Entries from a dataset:
###
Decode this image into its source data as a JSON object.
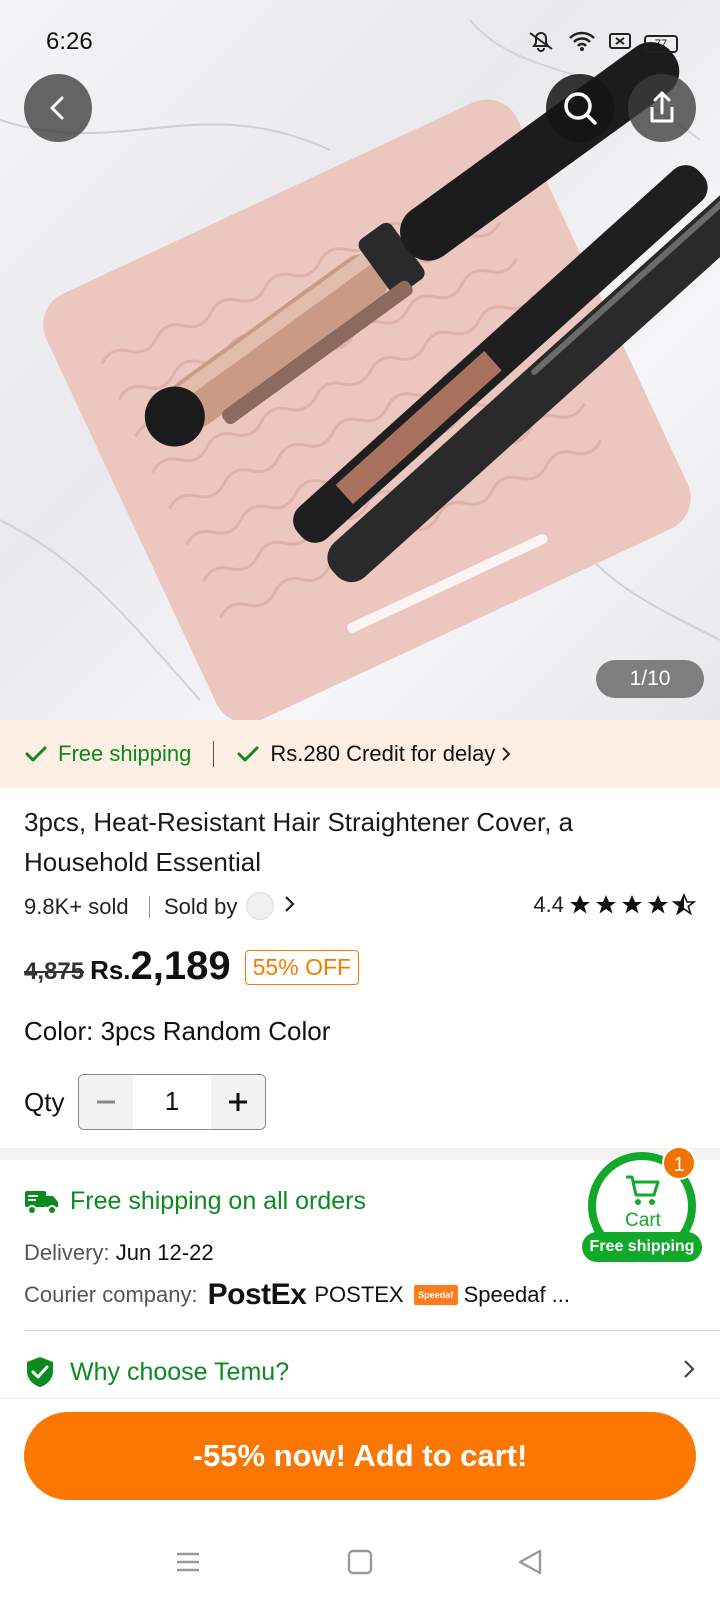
{
  "status_bar": {
    "time": "6:26",
    "battery": "77"
  },
  "hero": {
    "image_counter": "1/10"
  },
  "shipping_strip": {
    "free_shipping": "Free shipping",
    "credit_for_delay": "Rs.280 Credit for delay"
  },
  "product": {
    "title": "3pcs, Heat-Resistant Hair Straightener Cover, a Household Essential",
    "sold": "9.8K+ sold",
    "sold_by": "Sold by",
    "rating": "4.4",
    "old_price": "4,875",
    "currency": "Rs.",
    "price": "2,189",
    "discount": "55% OFF",
    "color_label": "Color: 3pcs Random Color",
    "qty_label": "Qty",
    "qty_value": "1"
  },
  "shipping_info": {
    "headline": "Free shipping on all orders",
    "delivery_label": "Delivery:",
    "delivery_value": "Jun 12-22",
    "courier_label": "Courier company:",
    "courier_logo_1": "PostEx",
    "courier_name_1": "POSTEX",
    "courier_logo_2": "Speedaf",
    "courier_name_2": "Speedaf ..."
  },
  "cart_widget": {
    "label": "Cart",
    "badge": "1",
    "free_shipping": "Free shipping"
  },
  "why_choose": {
    "label": "Why choose Temu?"
  },
  "cta": {
    "add_to_cart": "-55% now! Add to cart!"
  },
  "colors": {
    "accent_orange": "#fb7701",
    "green": "#0a8a1f",
    "strip_bg": "#fdefe3"
  }
}
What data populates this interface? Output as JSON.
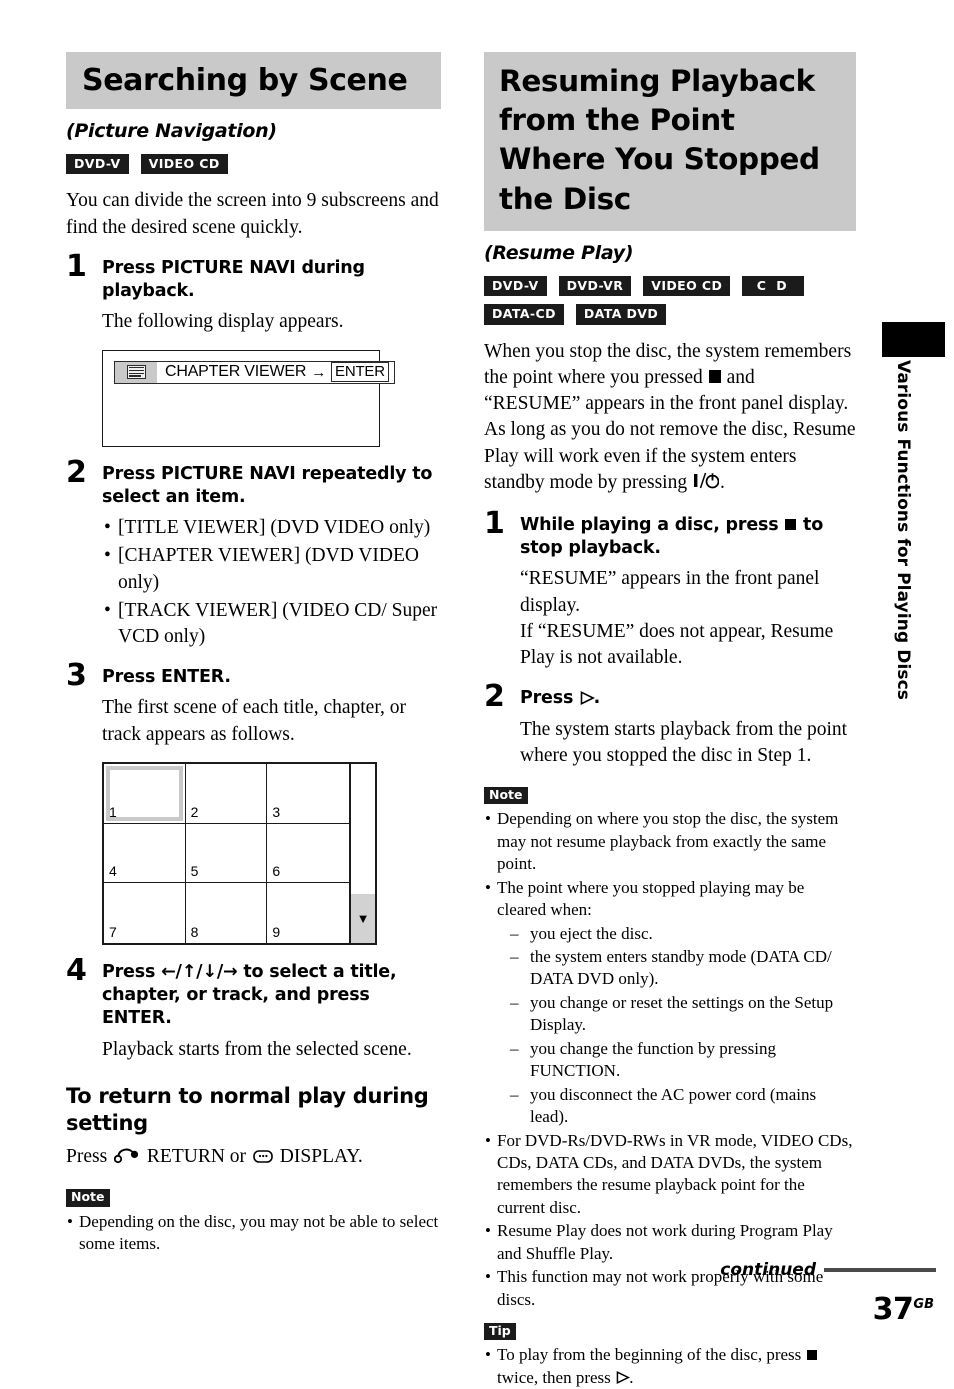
{
  "page": {
    "number": "37",
    "region_suffix": "GB",
    "continued_label": "continued",
    "side_tab_label": "Various Functions for Playing Discs"
  },
  "left_column": {
    "heading": "Searching by Scene",
    "subheading": "(Picture Navigation)",
    "badges": [
      "DVD-V",
      "VIDEO CD"
    ],
    "intro": "You can divide the screen into 9 subscreens and find the desired scene quickly.",
    "steps": [
      {
        "number": "1",
        "title": "Press PICTURE NAVI during playback.",
        "text": "The following display appears."
      },
      {
        "number": "2",
        "title": "Press PICTURE NAVI repeatedly to select an item.",
        "bullets": [
          "[TITLE VIEWER] (DVD VIDEO only)",
          "[CHAPTER VIEWER] (DVD VIDEO only)",
          "[TRACK VIEWER] (VIDEO CD/ Super VCD only)"
        ]
      },
      {
        "number": "3",
        "title": "Press ENTER.",
        "text": "The first scene of each title, chapter, or track appears as follows."
      },
      {
        "number": "4",
        "title_pre": "Press ",
        "title_arrows": "←/↑/↓/→",
        "title_post": " to select a title, chapter, or track, and press ENTER.",
        "text": "Playback starts from the selected scene."
      }
    ],
    "osd": {
      "icon_name": "chapter-viewer-icon",
      "label": "CHAPTER VIEWER",
      "arrow": "→",
      "enter_label": "ENTER"
    },
    "scene_grid": {
      "cells": [
        "1",
        "2",
        "3",
        "4",
        "5",
        "6",
        "7",
        "8",
        "9"
      ],
      "selected_index": 0,
      "scroll_arrow": "▼"
    },
    "return_heading": "To return to normal play during setting",
    "return_text_pre": "Press ",
    "return_text_mid": " RETURN or ",
    "return_text_post": " DISPLAY.",
    "note_tag": "Note",
    "notes": [
      "Depending on the disc, you may not be able to select some items."
    ]
  },
  "right_column": {
    "heading": "Resuming Playback from the Point Where You Stopped the Disc",
    "subheading": "(Resume Play)",
    "badges": [
      "DVD-V",
      "DVD-VR",
      "VIDEO CD",
      "C D",
      "DATA-CD",
      "DATA DVD"
    ],
    "intro_part1": "When you stop the disc, the system remembers the point where you pressed ",
    "intro_part2": " and “RESUME” appears in the front panel display. As long as you do not remove the disc, Resume Play will work even if the system enters standby mode by pressing ",
    "intro_part3": ".",
    "steps": [
      {
        "number": "1",
        "title_pre": "While playing a disc, press ",
        "title_post": " to stop playback.",
        "text_lines": [
          "“RESUME” appears in the front panel display.",
          "If “RESUME” does not appear, Resume Play is not available."
        ]
      },
      {
        "number": "2",
        "title_pre": "Press ",
        "title_post": ".",
        "text_lines": [
          "The system starts playback from the point where you stopped the disc in Step 1."
        ]
      }
    ],
    "note_tag": "Note",
    "notes": [
      "Depending on where you stop the disc, the system may not resume playback from exactly the same point.",
      "The point where you stopped playing may be cleared when:"
    ],
    "note_sub_items": [
      "you eject the disc.",
      "the system enters standby mode (DATA CD/ DATA DVD only).",
      "you change or reset the settings on the Setup Display.",
      "you change the function by pressing FUNCTION.",
      "you disconnect the AC power cord (mains lead)."
    ],
    "notes_rest": [
      "For DVD-Rs/DVD-RWs in VR mode, VIDEO CDs, CDs, DATA CDs, and DATA DVDs, the system remembers the resume playback point for the current disc.",
      "Resume Play does not work during Program Play and Shuffle Play.",
      "This function may not work properly with some discs."
    ],
    "tip_tag": "Tip",
    "tip_part1": "To play from the beginning of the disc, press ",
    "tip_part2": " twice, then press ",
    "tip_part3": "."
  },
  "colors": {
    "heading_bg": "#c9c9c9",
    "badge_bg": "#1b1b1b",
    "ink": "#000000"
  }
}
###
▶ [Goal]: Search the entries for "Speedaf" and copy out each line that has it.

▶ [Solution to the exercise]:
    "courier_logo_2": "Speedaf",
    "courier_name_2": "Speedaf ..."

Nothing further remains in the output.